## EXTRACTED ENTRIES

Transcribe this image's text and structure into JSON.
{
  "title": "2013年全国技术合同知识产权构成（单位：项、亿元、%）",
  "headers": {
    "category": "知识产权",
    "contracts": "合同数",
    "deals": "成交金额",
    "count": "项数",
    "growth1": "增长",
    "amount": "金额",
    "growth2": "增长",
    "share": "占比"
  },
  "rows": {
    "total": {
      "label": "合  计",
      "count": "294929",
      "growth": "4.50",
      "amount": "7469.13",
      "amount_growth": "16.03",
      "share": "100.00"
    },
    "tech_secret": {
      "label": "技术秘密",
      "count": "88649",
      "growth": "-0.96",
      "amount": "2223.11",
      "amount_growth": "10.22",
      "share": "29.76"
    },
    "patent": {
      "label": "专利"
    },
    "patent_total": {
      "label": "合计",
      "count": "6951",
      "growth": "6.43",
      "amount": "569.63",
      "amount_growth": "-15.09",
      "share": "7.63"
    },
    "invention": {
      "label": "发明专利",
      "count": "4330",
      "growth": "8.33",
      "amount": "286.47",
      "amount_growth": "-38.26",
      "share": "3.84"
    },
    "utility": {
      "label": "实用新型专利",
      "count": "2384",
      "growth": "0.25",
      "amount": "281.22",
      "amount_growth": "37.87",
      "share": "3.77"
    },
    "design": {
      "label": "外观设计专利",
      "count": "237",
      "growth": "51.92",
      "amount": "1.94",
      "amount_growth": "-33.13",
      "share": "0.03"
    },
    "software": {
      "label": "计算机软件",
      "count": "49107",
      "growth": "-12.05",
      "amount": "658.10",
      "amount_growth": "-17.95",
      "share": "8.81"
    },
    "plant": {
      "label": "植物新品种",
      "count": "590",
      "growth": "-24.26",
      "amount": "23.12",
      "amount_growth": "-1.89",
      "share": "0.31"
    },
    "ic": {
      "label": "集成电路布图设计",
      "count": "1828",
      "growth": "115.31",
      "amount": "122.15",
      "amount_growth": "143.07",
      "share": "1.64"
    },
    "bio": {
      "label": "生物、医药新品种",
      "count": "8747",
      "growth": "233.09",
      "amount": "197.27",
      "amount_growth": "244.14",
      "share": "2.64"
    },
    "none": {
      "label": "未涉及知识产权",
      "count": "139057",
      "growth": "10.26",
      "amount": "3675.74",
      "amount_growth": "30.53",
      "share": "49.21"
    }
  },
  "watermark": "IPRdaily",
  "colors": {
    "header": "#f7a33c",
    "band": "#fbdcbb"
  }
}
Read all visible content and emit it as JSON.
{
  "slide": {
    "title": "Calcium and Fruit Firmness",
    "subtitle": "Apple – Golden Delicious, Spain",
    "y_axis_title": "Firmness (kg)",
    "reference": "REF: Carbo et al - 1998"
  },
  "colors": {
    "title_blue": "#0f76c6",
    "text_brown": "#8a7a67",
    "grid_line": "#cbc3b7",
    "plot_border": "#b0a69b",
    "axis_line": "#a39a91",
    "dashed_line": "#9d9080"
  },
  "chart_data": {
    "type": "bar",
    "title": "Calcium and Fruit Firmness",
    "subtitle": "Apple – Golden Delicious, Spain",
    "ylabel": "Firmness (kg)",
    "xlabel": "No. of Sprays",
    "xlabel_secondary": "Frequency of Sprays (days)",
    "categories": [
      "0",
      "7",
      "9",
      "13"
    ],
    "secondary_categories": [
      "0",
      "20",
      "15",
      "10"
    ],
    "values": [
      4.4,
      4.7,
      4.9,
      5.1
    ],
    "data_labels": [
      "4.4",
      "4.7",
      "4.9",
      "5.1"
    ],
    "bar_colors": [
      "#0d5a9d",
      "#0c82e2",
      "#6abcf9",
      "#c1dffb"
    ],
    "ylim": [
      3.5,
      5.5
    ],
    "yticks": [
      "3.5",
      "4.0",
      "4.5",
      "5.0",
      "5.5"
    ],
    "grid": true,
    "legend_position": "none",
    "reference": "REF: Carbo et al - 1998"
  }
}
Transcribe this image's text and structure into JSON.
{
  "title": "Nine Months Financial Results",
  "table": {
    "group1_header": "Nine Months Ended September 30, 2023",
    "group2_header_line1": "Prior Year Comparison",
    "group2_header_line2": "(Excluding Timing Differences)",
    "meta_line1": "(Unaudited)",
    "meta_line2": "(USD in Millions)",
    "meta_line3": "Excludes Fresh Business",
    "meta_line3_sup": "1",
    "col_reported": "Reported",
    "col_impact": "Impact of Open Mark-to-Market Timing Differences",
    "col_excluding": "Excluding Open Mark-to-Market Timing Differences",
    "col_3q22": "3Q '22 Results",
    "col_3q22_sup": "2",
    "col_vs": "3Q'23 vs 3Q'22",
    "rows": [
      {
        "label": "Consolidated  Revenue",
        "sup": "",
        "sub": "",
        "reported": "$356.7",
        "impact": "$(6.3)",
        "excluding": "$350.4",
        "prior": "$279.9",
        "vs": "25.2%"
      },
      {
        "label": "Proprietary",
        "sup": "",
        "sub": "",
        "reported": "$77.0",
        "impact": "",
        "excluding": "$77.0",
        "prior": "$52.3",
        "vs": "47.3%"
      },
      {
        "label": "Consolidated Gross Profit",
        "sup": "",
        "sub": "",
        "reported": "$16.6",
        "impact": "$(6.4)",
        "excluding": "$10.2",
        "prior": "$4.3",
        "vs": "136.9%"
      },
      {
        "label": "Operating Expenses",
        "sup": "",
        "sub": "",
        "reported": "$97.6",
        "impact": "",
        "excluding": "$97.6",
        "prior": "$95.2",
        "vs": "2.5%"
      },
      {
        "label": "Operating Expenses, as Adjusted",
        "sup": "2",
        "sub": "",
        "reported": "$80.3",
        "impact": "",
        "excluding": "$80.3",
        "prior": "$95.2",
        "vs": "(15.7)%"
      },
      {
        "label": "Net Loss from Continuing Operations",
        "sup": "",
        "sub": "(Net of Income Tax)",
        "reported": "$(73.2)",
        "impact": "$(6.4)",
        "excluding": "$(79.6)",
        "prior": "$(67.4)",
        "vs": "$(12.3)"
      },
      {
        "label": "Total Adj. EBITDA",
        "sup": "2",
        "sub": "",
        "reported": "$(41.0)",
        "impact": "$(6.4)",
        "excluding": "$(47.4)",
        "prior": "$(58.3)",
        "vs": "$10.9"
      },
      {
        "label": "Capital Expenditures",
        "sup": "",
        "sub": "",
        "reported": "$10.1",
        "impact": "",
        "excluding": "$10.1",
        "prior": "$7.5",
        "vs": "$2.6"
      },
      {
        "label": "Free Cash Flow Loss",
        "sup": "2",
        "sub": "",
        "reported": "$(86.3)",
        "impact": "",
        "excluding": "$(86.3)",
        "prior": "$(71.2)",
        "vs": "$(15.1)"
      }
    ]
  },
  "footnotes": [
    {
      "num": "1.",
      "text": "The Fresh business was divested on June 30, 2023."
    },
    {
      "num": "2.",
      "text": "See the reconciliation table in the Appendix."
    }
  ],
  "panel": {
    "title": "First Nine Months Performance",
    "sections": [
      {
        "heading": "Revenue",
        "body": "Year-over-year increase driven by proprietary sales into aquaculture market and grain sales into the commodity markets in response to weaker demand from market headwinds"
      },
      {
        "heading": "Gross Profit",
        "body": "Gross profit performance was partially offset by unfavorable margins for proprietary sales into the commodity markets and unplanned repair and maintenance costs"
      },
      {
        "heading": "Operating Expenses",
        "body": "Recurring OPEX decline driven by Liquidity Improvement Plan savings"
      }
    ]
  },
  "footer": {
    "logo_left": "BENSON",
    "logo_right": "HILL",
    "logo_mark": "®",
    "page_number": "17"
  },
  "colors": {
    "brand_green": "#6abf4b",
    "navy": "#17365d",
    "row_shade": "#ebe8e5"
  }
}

## DO THIS
Where a line contains the string "sales", extract that line.

## EXERCISE OUTPUT
        "body": "Year-over-year increase driven by proprietary sales into aquaculture market and grain sales into the commodity markets in response to weaker demand from market headwinds"
        "body": "Gross profit performance was partially offset by unfavorable margins for proprietary sales into the commodity markets and unplanned repair and maintenance costs"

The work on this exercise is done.